Stored records
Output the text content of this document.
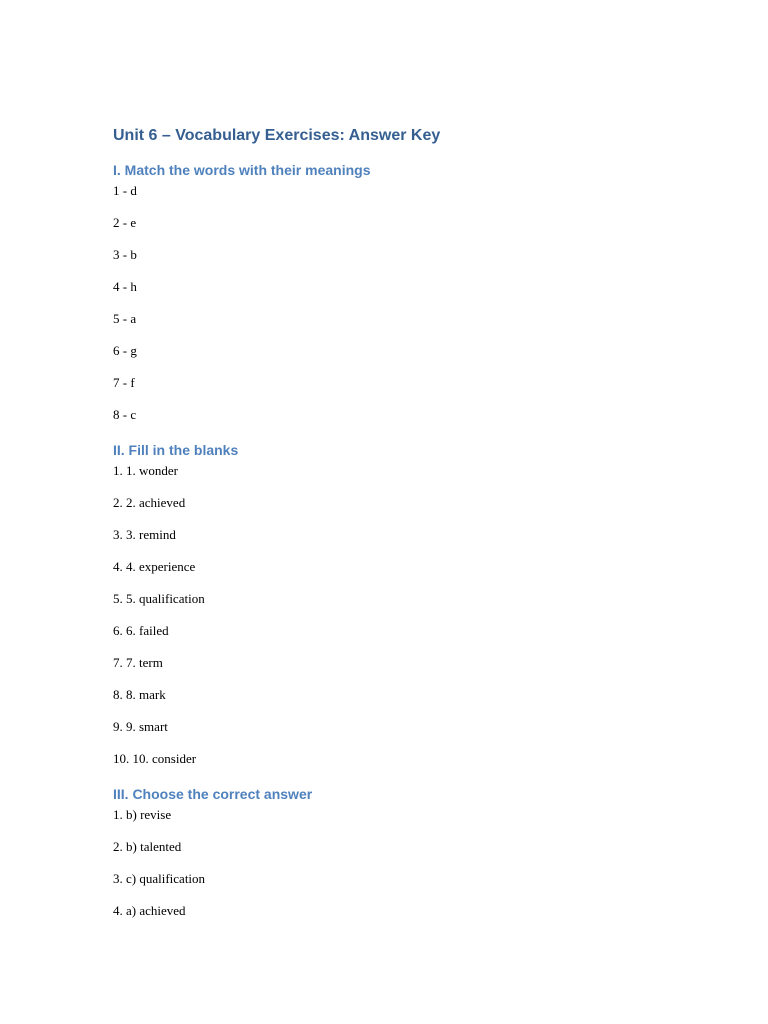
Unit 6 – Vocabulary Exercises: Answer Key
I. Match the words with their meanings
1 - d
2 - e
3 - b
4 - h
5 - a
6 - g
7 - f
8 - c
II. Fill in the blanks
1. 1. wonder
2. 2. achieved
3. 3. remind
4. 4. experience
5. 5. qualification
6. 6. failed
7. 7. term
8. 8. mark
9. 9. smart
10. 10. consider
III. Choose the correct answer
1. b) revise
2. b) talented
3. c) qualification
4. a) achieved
---
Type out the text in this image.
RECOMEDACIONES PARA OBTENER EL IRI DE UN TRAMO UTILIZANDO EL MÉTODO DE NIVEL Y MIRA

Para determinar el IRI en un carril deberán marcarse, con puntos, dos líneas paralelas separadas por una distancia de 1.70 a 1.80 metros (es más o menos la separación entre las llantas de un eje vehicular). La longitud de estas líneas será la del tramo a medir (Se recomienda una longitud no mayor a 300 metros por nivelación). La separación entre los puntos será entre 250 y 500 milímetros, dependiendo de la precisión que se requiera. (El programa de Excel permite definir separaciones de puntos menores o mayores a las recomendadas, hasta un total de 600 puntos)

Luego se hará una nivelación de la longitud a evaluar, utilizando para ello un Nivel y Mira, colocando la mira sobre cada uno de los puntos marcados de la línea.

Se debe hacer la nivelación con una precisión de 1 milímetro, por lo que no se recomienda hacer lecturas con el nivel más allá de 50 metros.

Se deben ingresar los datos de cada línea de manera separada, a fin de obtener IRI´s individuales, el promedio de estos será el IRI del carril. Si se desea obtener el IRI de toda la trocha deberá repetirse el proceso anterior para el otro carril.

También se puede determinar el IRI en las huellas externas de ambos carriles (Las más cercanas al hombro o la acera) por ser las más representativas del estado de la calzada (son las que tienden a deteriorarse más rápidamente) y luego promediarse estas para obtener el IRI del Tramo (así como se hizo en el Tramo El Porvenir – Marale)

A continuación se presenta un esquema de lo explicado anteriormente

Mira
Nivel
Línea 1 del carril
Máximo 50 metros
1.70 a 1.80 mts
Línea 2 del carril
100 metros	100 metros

> _YOUR GOAL_:
From the entries above, pull out each line that includes "recomienda".

> _CORRECT ANSWER_:
Para determinar el IRI en un carril deberán marcarse, con puntos, dos líneas paralelas separadas por una distancia de 1.70 a 1.80 metros (es más o menos la separación entre las llantas de un eje vehicular). La longitud de estas líneas será la del tramo a medir (Se recomienda una longitud no mayor a 300 metros por nivelación). La separación entre los puntos será entre 250 y 500 milímetros, dependiendo de la precisión que se requiera. (El programa de Excel permite definir separaciones de puntos menores o mayores a las recomendadas, hasta un total de 600 puntos)
Se debe hacer la nivelación con una precisión de 1 milímetro, por lo que no se recomienda hacer lecturas con el nivel más allá de 50 metros.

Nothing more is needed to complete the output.